---------- INPUT ----------
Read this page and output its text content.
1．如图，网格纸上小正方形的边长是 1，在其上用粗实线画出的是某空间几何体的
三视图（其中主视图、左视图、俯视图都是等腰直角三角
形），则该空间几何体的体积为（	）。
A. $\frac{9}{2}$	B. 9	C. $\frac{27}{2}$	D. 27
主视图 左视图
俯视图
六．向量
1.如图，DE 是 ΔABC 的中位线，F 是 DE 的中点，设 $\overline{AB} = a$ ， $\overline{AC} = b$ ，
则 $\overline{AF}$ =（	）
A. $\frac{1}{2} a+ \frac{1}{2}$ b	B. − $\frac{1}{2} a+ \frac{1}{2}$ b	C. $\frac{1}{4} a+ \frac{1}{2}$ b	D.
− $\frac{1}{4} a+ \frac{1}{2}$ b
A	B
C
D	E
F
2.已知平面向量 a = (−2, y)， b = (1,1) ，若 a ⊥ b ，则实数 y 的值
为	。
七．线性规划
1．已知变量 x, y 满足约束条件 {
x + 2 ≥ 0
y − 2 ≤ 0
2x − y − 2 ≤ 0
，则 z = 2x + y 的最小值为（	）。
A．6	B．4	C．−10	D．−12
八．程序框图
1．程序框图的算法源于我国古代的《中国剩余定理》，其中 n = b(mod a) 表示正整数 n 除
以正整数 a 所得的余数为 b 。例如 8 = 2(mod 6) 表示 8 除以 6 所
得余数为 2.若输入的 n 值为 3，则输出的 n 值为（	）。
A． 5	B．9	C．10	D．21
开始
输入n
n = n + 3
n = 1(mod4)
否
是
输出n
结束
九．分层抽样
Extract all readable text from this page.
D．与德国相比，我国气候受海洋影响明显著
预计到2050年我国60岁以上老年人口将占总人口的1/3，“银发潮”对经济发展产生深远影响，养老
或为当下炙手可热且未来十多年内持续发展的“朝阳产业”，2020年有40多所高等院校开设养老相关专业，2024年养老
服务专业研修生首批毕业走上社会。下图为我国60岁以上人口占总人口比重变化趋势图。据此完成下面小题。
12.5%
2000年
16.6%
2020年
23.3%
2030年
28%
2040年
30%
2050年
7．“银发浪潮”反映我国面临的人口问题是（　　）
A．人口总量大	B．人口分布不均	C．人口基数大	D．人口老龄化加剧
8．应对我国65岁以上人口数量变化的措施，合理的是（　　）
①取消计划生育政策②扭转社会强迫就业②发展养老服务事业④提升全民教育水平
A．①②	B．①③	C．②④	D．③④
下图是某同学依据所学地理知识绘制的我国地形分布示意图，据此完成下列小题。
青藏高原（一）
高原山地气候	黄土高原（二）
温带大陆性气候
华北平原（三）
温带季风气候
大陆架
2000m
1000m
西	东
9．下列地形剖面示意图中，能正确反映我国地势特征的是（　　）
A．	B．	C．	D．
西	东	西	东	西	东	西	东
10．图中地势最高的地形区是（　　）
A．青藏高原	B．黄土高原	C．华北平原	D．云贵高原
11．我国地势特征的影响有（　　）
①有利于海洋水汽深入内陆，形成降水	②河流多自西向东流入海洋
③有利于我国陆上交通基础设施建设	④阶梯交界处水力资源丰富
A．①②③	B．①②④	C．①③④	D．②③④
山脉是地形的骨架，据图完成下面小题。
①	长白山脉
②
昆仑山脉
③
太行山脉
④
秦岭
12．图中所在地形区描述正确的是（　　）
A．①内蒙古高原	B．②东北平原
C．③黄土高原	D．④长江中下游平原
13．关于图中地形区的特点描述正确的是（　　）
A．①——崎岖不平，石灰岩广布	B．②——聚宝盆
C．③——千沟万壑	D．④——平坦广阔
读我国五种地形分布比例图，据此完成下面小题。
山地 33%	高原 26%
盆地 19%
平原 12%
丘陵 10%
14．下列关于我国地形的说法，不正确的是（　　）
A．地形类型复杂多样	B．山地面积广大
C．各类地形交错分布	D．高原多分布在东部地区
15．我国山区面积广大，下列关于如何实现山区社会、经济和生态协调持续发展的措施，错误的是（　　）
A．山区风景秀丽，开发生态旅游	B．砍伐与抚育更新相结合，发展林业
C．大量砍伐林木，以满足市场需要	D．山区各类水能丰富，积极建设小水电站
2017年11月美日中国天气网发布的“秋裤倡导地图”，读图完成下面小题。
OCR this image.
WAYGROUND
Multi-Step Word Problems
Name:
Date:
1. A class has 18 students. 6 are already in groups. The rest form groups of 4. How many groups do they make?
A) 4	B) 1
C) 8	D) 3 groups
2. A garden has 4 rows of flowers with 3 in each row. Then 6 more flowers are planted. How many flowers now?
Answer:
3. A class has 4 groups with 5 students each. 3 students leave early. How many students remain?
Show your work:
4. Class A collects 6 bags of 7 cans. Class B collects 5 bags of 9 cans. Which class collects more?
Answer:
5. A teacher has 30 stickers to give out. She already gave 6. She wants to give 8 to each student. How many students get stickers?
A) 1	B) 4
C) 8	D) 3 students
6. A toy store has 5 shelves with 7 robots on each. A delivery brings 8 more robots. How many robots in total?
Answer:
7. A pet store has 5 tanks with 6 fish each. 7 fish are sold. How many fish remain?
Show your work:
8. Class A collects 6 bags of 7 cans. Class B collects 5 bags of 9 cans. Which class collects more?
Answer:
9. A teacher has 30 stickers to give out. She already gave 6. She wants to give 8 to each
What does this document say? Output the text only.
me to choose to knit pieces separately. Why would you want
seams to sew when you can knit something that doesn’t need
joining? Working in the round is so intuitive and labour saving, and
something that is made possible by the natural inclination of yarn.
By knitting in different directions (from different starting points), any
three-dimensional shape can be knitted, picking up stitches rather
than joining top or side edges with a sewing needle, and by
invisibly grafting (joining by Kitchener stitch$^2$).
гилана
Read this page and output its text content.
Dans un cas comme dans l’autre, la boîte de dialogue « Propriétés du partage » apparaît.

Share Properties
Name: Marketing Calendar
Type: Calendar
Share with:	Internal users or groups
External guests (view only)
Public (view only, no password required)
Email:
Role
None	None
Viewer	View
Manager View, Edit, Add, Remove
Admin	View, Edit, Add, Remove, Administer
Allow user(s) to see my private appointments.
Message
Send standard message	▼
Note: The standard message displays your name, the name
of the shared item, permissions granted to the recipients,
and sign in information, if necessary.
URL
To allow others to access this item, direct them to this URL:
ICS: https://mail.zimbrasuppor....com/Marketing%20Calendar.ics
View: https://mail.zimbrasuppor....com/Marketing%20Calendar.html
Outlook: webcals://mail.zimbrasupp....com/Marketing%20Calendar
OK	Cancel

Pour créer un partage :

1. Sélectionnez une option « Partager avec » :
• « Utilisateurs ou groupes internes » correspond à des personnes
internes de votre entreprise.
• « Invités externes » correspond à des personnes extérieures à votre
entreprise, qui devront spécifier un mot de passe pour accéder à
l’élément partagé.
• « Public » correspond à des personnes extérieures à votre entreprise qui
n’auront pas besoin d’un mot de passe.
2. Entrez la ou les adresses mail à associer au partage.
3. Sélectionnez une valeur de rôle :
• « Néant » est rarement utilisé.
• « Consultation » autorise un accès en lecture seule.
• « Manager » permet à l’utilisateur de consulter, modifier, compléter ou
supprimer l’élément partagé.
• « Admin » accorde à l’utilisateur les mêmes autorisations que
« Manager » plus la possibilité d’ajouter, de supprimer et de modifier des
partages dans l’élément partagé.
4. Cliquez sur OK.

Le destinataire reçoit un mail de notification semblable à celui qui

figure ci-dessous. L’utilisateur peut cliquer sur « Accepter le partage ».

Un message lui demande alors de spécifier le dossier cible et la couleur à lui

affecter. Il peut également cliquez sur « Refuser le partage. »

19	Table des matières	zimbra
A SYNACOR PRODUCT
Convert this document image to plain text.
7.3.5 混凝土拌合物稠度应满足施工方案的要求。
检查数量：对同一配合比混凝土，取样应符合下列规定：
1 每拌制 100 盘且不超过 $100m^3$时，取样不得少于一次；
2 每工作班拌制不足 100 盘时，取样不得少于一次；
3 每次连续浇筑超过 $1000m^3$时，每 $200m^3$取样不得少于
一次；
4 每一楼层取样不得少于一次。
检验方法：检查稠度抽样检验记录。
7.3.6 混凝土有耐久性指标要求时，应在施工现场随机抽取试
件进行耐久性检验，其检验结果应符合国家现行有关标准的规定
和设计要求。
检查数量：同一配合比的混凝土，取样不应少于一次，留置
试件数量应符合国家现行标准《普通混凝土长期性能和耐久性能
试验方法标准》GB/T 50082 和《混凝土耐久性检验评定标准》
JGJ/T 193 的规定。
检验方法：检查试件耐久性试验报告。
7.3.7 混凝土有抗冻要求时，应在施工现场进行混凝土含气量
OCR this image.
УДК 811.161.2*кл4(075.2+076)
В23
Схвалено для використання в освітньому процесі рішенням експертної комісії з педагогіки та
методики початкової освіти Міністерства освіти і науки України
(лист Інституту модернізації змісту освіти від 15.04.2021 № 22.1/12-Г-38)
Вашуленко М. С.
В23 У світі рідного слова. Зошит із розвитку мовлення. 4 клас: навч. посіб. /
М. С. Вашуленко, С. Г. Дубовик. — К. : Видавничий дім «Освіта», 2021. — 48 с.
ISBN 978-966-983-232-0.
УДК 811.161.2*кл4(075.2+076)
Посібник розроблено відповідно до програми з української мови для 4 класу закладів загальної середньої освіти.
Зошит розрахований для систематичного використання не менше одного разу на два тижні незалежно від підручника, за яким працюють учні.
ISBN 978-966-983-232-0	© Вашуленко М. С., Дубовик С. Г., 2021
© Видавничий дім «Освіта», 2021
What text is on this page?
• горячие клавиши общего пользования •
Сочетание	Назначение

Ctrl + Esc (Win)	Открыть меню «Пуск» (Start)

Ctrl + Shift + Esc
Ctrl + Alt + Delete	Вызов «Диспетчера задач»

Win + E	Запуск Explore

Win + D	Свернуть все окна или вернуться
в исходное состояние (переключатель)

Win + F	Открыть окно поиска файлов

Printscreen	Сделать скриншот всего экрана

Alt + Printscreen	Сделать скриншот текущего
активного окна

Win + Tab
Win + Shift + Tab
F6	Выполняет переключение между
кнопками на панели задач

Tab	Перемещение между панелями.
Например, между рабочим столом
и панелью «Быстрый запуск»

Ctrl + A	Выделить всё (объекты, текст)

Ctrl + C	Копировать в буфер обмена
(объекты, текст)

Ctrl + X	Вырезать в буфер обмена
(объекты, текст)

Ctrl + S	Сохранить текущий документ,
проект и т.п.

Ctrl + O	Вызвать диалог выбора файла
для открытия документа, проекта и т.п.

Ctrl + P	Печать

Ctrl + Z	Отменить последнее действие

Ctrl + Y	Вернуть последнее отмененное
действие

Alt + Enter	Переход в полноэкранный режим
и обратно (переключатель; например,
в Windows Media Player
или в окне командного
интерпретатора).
----------
◆ SHORT PROBLEM ◆
Quote the line that contains "What text is on this page?" and each line after it through the end of the data, exactly, leaving out everything else.

◆ ANSWER TO THE EXERCISE ◆
What text is on this page?
• горячие клавиши общего пользования •
Сочетание	Назначение

Ctrl + Esc (Win)	Открыть меню «Пуск» (Start)

Ctrl + Shift + Esc
Ctrl + Alt + Delete	Вызов «Диспетчера задач»

Win + E	Запуск Explore

Win + D	Свернуть все окна или вернуться
в исходное состояние (переключатель)

Win + F	Открыть окно поиска файлов

Printscreen	Сделать скриншот всего экрана

Alt + Printscreen	Сделать скриншот текущего
активного окна

Win + Tab
Win + Shift + Tab
F6	Выполняет переключение между
кнопками на панели задач

Tab	Перемещение между панелями.
Например, между рабочим столом
и панелью «Быстрый запуск»

Ctrl + A	Выделить всё (объекты, текст)

Ctrl + C	Копировать в буфер обмена
(объекты, текст)

Ctrl + X	Вырезать в буфер обмена
(объекты, текст)

Ctrl + S	Сохранить текущий документ,
проект и т.п.

Ctrl + O	Вызвать диалог выбора файла
для открытия документа, проекта и т.п.

Ctrl + P	Печать

Ctrl + Z	Отменить последнее действие

Ctrl + Y	Вернуть последнее отмененное
действие

Alt + Enter	Переход в полноэкранный режим
и обратно (переключатель; например,
в Windows Media Player
или в окне командного
интерпретатора).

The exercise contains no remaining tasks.